Do this: Reproduce each record exactly.

A block of data:

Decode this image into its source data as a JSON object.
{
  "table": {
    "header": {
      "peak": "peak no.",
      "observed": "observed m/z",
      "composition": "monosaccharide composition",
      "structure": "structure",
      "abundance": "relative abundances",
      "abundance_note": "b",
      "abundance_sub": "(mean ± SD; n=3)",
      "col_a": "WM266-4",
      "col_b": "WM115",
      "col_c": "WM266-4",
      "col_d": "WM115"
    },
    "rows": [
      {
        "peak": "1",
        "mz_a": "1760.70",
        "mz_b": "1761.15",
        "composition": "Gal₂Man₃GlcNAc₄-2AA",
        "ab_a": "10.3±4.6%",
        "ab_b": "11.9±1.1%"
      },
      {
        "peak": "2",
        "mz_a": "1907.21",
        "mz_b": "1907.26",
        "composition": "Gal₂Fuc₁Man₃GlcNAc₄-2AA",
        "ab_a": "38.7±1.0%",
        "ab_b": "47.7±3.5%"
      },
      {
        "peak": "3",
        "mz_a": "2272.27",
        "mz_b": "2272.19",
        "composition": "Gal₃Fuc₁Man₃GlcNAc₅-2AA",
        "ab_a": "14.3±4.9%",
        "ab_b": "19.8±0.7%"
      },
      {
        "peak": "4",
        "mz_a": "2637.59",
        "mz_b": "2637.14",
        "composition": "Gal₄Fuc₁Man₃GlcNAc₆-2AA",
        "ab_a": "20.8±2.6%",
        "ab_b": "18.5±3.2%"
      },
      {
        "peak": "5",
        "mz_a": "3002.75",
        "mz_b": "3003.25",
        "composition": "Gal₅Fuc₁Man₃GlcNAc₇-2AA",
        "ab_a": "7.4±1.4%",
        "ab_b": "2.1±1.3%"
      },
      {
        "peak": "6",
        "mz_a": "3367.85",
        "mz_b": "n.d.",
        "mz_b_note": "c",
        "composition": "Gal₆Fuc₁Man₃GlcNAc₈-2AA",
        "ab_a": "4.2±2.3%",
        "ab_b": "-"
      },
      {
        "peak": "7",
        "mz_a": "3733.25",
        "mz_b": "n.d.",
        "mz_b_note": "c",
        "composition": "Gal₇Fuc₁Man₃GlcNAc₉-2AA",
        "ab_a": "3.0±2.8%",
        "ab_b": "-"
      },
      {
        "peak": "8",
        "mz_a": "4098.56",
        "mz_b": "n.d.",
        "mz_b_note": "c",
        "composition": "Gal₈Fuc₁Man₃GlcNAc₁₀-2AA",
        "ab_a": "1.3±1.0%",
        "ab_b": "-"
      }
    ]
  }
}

Solved problem:
Decode this image into its source data as a JSON object.
{
  "table": {
    "header": {
      "peak": "peak no.",
      "observed": "observed m/z",
      "composition": "monosaccharide composition",
      "structure": "structure",
      "abundance": "relative abundances",
      "abundance_note": "b",
      "abundance_sub": "(mean ± SD; n=3)",
      "col_a": "WM266-4",
      "col_b": "WM115",
      "col_c": "WM266-4",
      "col_d": "WM115"
    },
    "rows": [
      {
        "peak": "1",
        "mz_a": "1760.70",
        "mz_b": "1761.15",
        "composition": "Gal₂Man₃GlcNAc₄-2AA",
        "ab_a": "10.3±4.6%",
        "ab_b": "11.9±1.1%"
      },
      {
        "peak": "2",
        "mz_a": "1907.21",
        "mz_b": "1907.26",
        "composition": "Gal₂Fuc₁Man₃GlcNAc₄-2AA",
        "ab_a": "38.7±1.0%",
        "ab_b": "47.7±3.5%"
      },
      {
        "peak": "3",
        "mz_a": "2272.27",
        "mz_b": "2272.19",
        "composition": "Gal₃Fuc₁Man₃GlcNAc₅-2AA",
        "ab_a": "14.3±4.9%",
        "ab_b": "19.8±0.7%"
      },
      {
        "peak": "4",
        "mz_a": "2637.59",
        "mz_b": "2637.14",
        "composition": "Gal₄Fuc₁Man₃GlcNAc₆-2AA",
        "ab_a": "20.8±2.6%",
        "ab_b": "18.5±3.2%"
      },
      {
        "peak": "5",
        "mz_a": "3002.75",
        "mz_b": "3003.25",
        "composition": "Gal₅Fuc₁Man₃GlcNAc₇-2AA",
        "ab_a": "7.4±1.4%",
        "ab_b": "2.1±1.3%"
      },
      {
        "peak": "6",
        "mz_a": "3367.85",
        "mz_b": "n.d.",
        "mz_b_note": "c",
        "composition": "Gal₆Fuc₁Man₃GlcNAc₈-2AA",
        "ab_a": "4.2±2.3%",
        "ab_b": "-"
      },
      {
        "peak": "7",
        "mz_a": "3733.25",
        "mz_b": "n.d.",
        "mz_b_note": "c",
        "composition": "Gal₇Fuc₁Man₃GlcNAc₉-2AA",
        "ab_a": "3.0±2.8%",
        "ab_b": "-"
      },
      {
        "peak": "8",
        "mz_a": "4098.56",
        "mz_b": "n.d.",
        "mz_b_note": "c",
        "composition": "Gal₈Fuc₁Man₃GlcNAc₁₀-2AA",
        "ab_a": "1.3±1.0%",
        "ab_b": "-"
      }
    ]
  }
}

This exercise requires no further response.